─── Records for the task

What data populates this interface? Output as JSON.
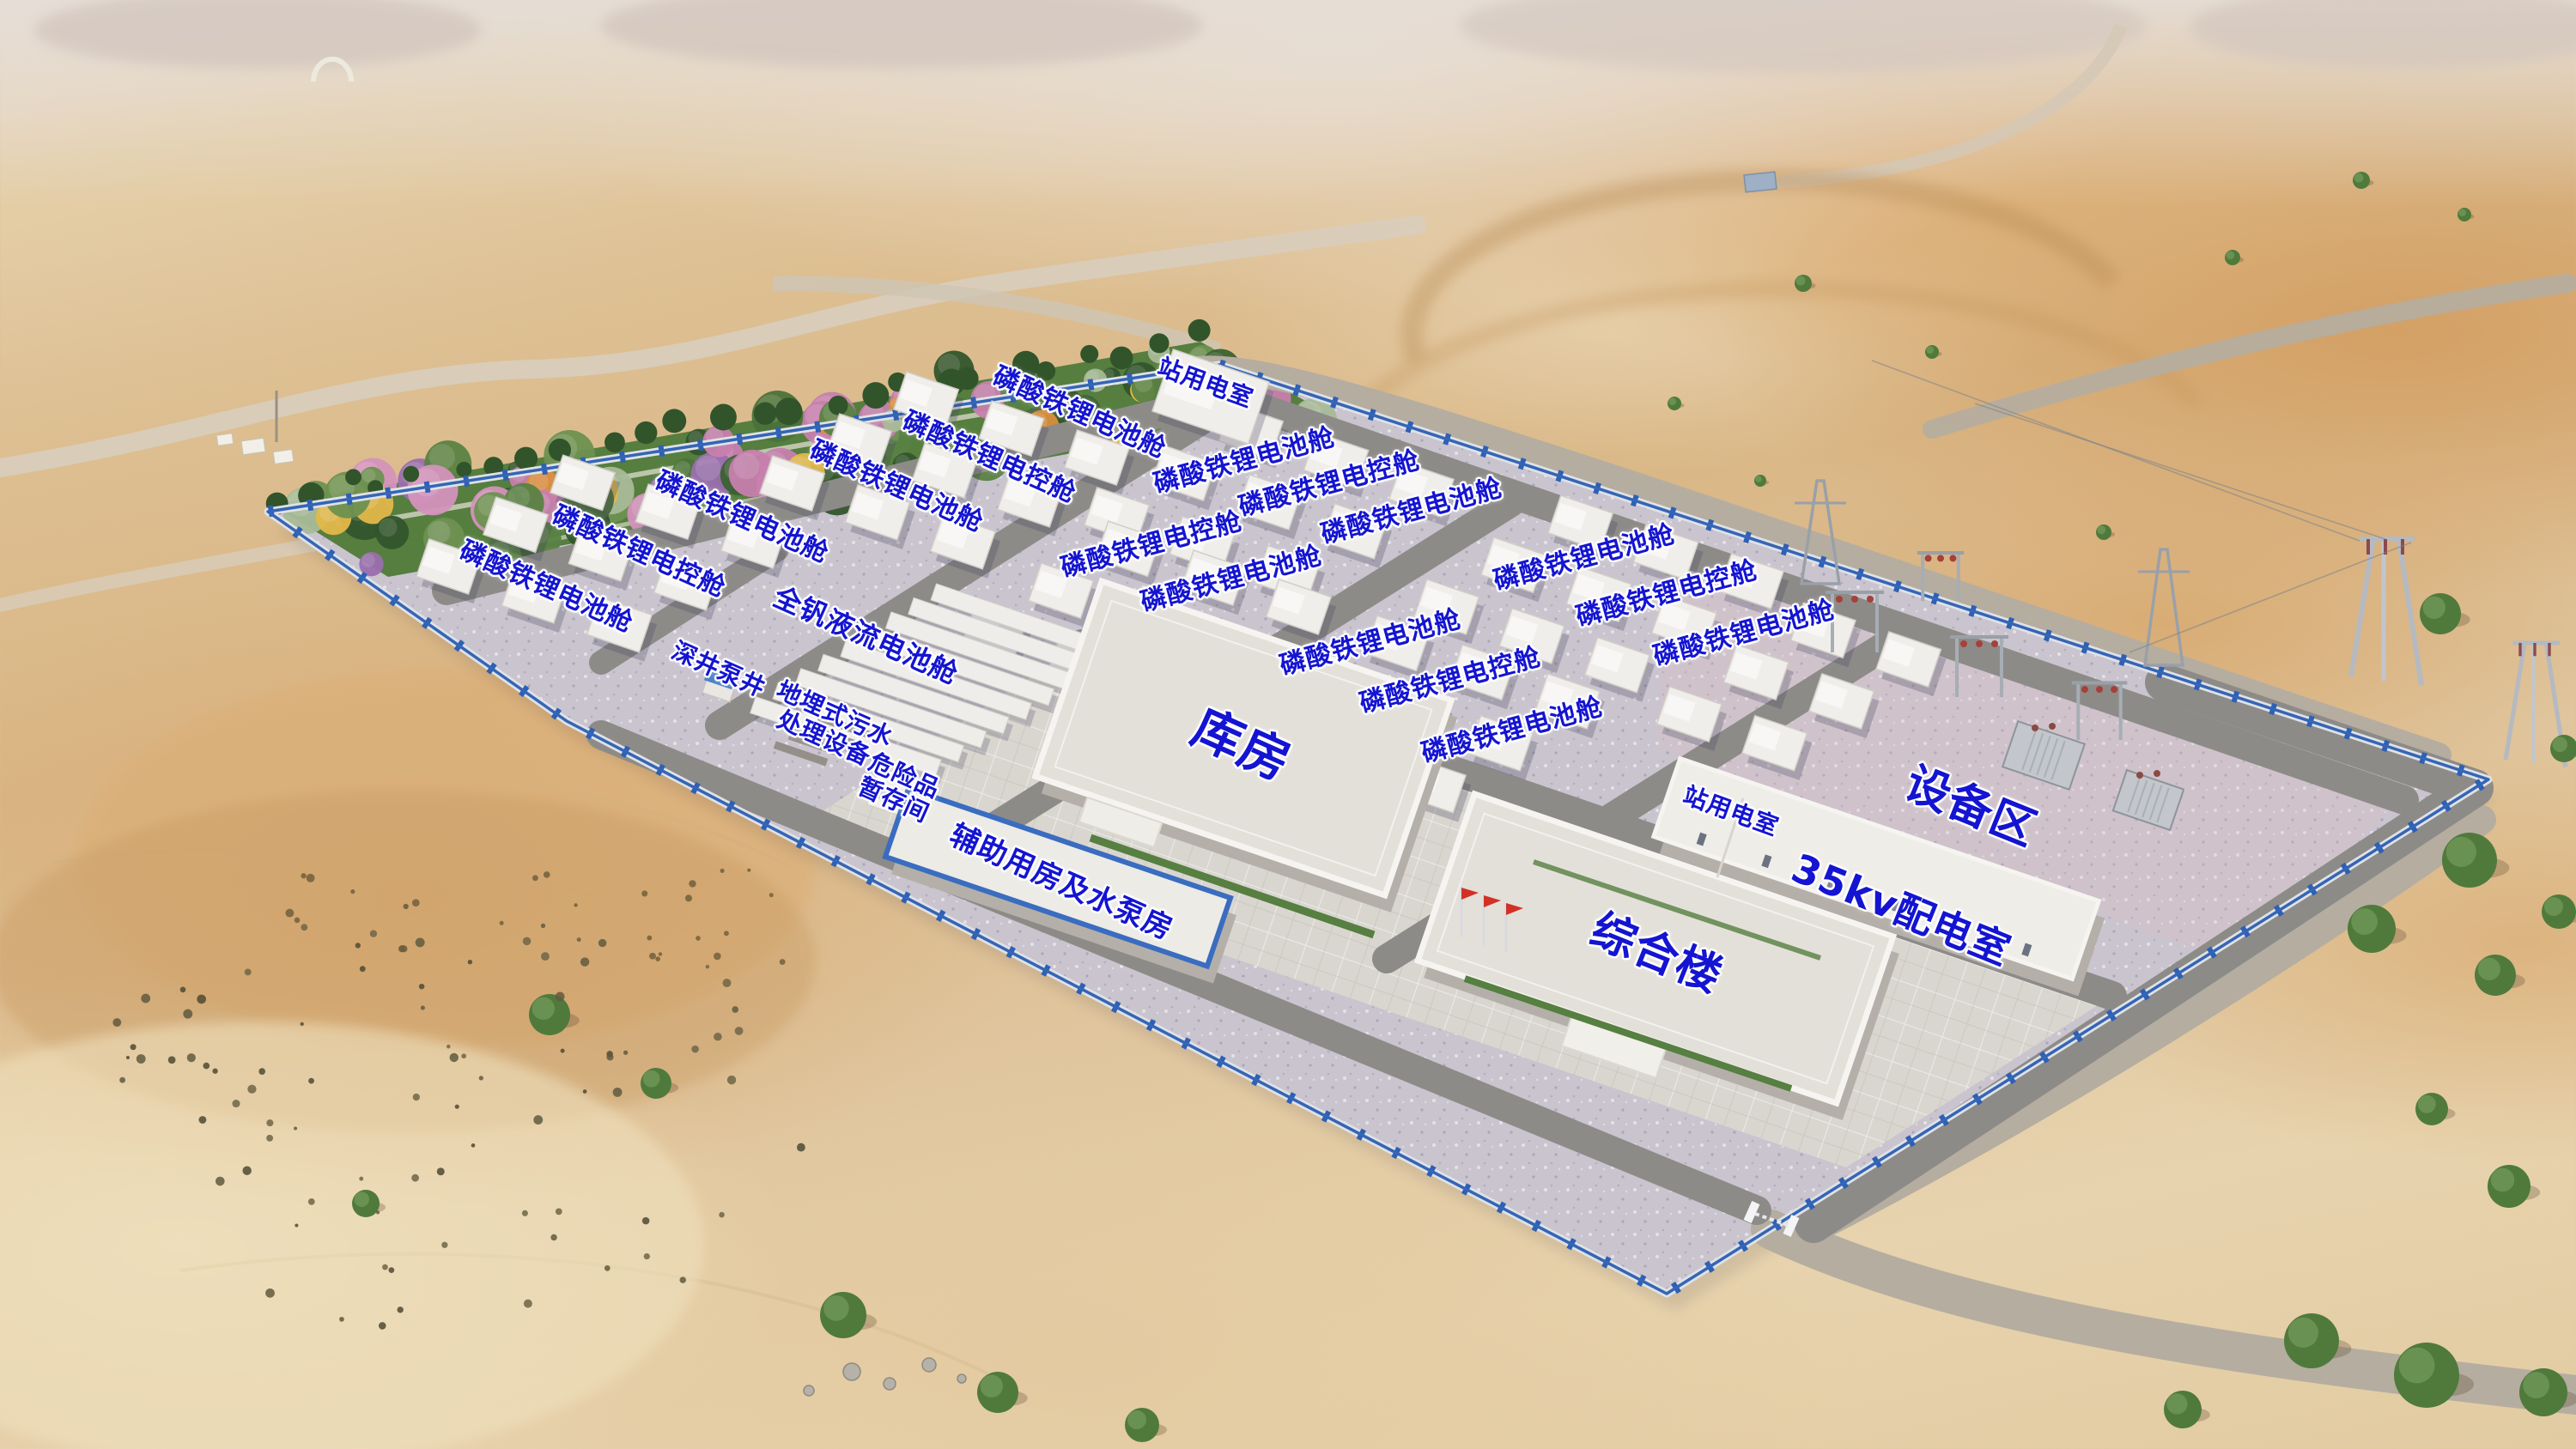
{
  "scene_type": "aerial rendering of a desert battery energy storage station",
  "colors": {
    "label_blue": "#1414d2",
    "label_outline": "#ffffff",
    "wall_blue": "#3565b5",
    "wall_panel": "#dfe2e7",
    "sand": "#ddbd8e",
    "gravel_pad": "#c9c4ce",
    "equipment_pad": "#cfc2cb",
    "road_gray": "#8d8b88",
    "plaza_concrete": "#d9d6d0",
    "container_white": "#f0eeea",
    "tree_green": "#4b7238",
    "flag_red": "#d23126"
  },
  "labels": [
    {
      "text": "站用电室",
      "x": 46.8,
      "y": 26.4,
      "rot": 20,
      "size": 28
    },
    {
      "text": "磷酸铁锂电池舱",
      "x": 41.9,
      "y": 28.5,
      "rot": 24,
      "size": 30
    },
    {
      "text": "磷酸铁锂电控舱",
      "x": 38.4,
      "y": 31.6,
      "rot": 24,
      "size": 30
    },
    {
      "text": "磷酸铁锂电池舱",
      "x": 34.8,
      "y": 33.6,
      "rot": 24,
      "size": 30
    },
    {
      "text": "磷酸铁锂电池舱",
      "x": 28.8,
      "y": 35.7,
      "rot": 24,
      "size": 30
    },
    {
      "text": "磷酸铁锂电控舱",
      "x": 24.8,
      "y": 38.1,
      "rot": 24,
      "size": 30
    },
    {
      "text": "磷酸铁锂电池舱",
      "x": 21.2,
      "y": 40.5,
      "rot": 24,
      "size": 30
    },
    {
      "text": "磷酸铁锂电池舱",
      "x": 48.3,
      "y": 31.8,
      "rot": -15,
      "size": 30
    },
    {
      "text": "磷酸铁锂电控舱",
      "x": 51.6,
      "y": 33.4,
      "rot": -15,
      "size": 30
    },
    {
      "text": "磷酸铁锂电池舱",
      "x": 54.8,
      "y": 35.3,
      "rot": -15,
      "size": 30
    },
    {
      "text": "磷酸铁锂电控舱",
      "x": 44.7,
      "y": 37.6,
      "rot": -15,
      "size": 30
    },
    {
      "text": "磷酸铁锂电池舱",
      "x": 47.8,
      "y": 40.0,
      "rot": -15,
      "size": 30
    },
    {
      "text": "磷酸铁锂电池舱",
      "x": 61.5,
      "y": 38.5,
      "rot": -15,
      "size": 30
    },
    {
      "text": "磷酸铁锂电控舱",
      "x": 64.7,
      "y": 41.0,
      "rot": -15,
      "size": 30
    },
    {
      "text": "磷酸铁锂电池舱",
      "x": 67.7,
      "y": 43.7,
      "rot": -15,
      "size": 30
    },
    {
      "text": "磷酸铁锂电池舱",
      "x": 53.2,
      "y": 44.4,
      "rot": -15,
      "size": 30
    },
    {
      "text": "磷酸铁锂电控舱",
      "x": 56.3,
      "y": 47.0,
      "rot": -15,
      "size": 30
    },
    {
      "text": "磷酸铁锂电池舱",
      "x": 58.7,
      "y": 50.4,
      "rot": -15,
      "size": 30
    },
    {
      "text": "全钒液流电池舱",
      "x": 33.6,
      "y": 43.9,
      "rot": 24,
      "size": 32
    },
    {
      "text": "深井泵井",
      "x": 27.9,
      "y": 46.2,
      "rot": 24,
      "size": 28
    },
    {
      "text": "地埋式污水\n处理设备",
      "x": 32.2,
      "y": 50.1,
      "rot": 24,
      "size": 28
    },
    {
      "text": "危险品\n暂存间",
      "x": 34.9,
      "y": 54.4,
      "rot": 24,
      "size": 28
    },
    {
      "text": "库房",
      "x": 48.2,
      "y": 51.4,
      "rot": 24,
      "size": 58
    },
    {
      "text": "辅助用房及水泵房",
      "x": 41.2,
      "y": 60.9,
      "rot": 24,
      "size": 34
    },
    {
      "text": "综合楼",
      "x": 64.3,
      "y": 65.8,
      "rot": 22,
      "size": 52
    },
    {
      "text": "站用电室",
      "x": 67.2,
      "y": 56.0,
      "rot": 20,
      "size": 28
    },
    {
      "text": "35kv配电室",
      "x": 73.8,
      "y": 62.8,
      "rot": 22,
      "size": 46
    },
    {
      "text": "设备区",
      "x": 76.5,
      "y": 55.7,
      "rot": 22,
      "size": 52
    }
  ]
}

──────

Copy the material exactly. Do not include the pictures.

What data populates this interface? Output as JSON.
{
  "scene_type": "aerial rendering of a desert battery energy storage station",
  "colors": {
    "label_blue": "#1414d2",
    "label_outline": "#ffffff",
    "wall_blue": "#3565b5",
    "wall_panel": "#dfe2e7",
    "sand": "#ddbd8e",
    "gravel_pad": "#c9c4ce",
    "equipment_pad": "#cfc2cb",
    "road_gray": "#8d8b88",
    "plaza_concrete": "#d9d6d0",
    "container_white": "#f0eeea",
    "tree_green": "#4b7238",
    "flag_red": "#d23126"
  },
  "labels": [
    {
      "text": "站用电室",
      "x": 46.8,
      "y": 26.4,
      "rot": 20,
      "size": 28
    },
    {
      "text": "磷酸铁锂电池舱",
      "x": 41.9,
      "y": 28.5,
      "rot": 24,
      "size": 30
    },
    {
      "text": "磷酸铁锂电控舱",
      "x": 38.4,
      "y": 31.6,
      "rot": 24,
      "size": 30
    },
    {
      "text": "磷酸铁锂电池舱",
      "x": 34.8,
      "y": 33.6,
      "rot": 24,
      "size": 30
    },
    {
      "text": "磷酸铁锂电池舱",
      "x": 28.8,
      "y": 35.7,
      "rot": 24,
      "size": 30
    },
    {
      "text": "磷酸铁锂电控舱",
      "x": 24.8,
      "y": 38.1,
      "rot": 24,
      "size": 30
    },
    {
      "text": "磷酸铁锂电池舱",
      "x": 21.2,
      "y": 40.5,
      "rot": 24,
      "size": 30
    },
    {
      "text": "磷酸铁锂电池舱",
      "x": 48.3,
      "y": 31.8,
      "rot": -15,
      "size": 30
    },
    {
      "text": "磷酸铁锂电控舱",
      "x": 51.6,
      "y": 33.4,
      "rot": -15,
      "size": 30
    },
    {
      "text": "磷酸铁锂电池舱",
      "x": 54.8,
      "y": 35.3,
      "rot": -15,
      "size": 30
    },
    {
      "text": "磷酸铁锂电控舱",
      "x": 44.7,
      "y": 37.6,
      "rot": -15,
      "size": 30
    },
    {
      "text": "磷酸铁锂电池舱",
      "x": 47.8,
      "y": 40.0,
      "rot": -15,
      "size": 30
    },
    {
      "text": "磷酸铁锂电池舱",
      "x": 61.5,
      "y": 38.5,
      "rot": -15,
      "size": 30
    },
    {
      "text": "磷酸铁锂电控舱",
      "x": 64.7,
      "y": 41.0,
      "rot": -15,
      "size": 30
    },
    {
      "text": "磷酸铁锂电池舱",
      "x": 67.7,
      "y": 43.7,
      "rot": -15,
      "size": 30
    },
    {
      "text": "磷酸铁锂电池舱",
      "x": 53.2,
      "y": 44.4,
      "rot": -15,
      "size": 30
    },
    {
      "text": "磷酸铁锂电控舱",
      "x": 56.3,
      "y": 47.0,
      "rot": -15,
      "size": 30
    },
    {
      "text": "磷酸铁锂电池舱",
      "x": 58.7,
      "y": 50.4,
      "rot": -15,
      "size": 30
    },
    {
      "text": "全钒液流电池舱",
      "x": 33.6,
      "y": 43.9,
      "rot": 24,
      "size": 32
    },
    {
      "text": "深井泵井",
      "x": 27.9,
      "y": 46.2,
      "rot": 24,
      "size": 28
    },
    {
      "text": "地埋式污水\n处理设备",
      "x": 32.2,
      "y": 50.1,
      "rot": 24,
      "size": 28
    },
    {
      "text": "危险品\n暂存间",
      "x": 34.9,
      "y": 54.4,
      "rot": 24,
      "size": 28
    },
    {
      "text": "库房",
      "x": 48.2,
      "y": 51.4,
      "rot": 24,
      "size": 58
    },
    {
      "text": "辅助用房及水泵房",
      "x": 41.2,
      "y": 60.9,
      "rot": 24,
      "size": 34
    },
    {
      "text": "综合楼",
      "x": 64.3,
      "y": 65.8,
      "rot": 22,
      "size": 52
    },
    {
      "text": "站用电室",
      "x": 67.2,
      "y": 56.0,
      "rot": 20,
      "size": 28
    },
    {
      "text": "35kv配电室",
      "x": 73.8,
      "y": 62.8,
      "rot": 22,
      "size": 46
    },
    {
      "text": "设备区",
      "x": 76.5,
      "y": 55.7,
      "rot": 22,
      "size": 52
    }
  ]
}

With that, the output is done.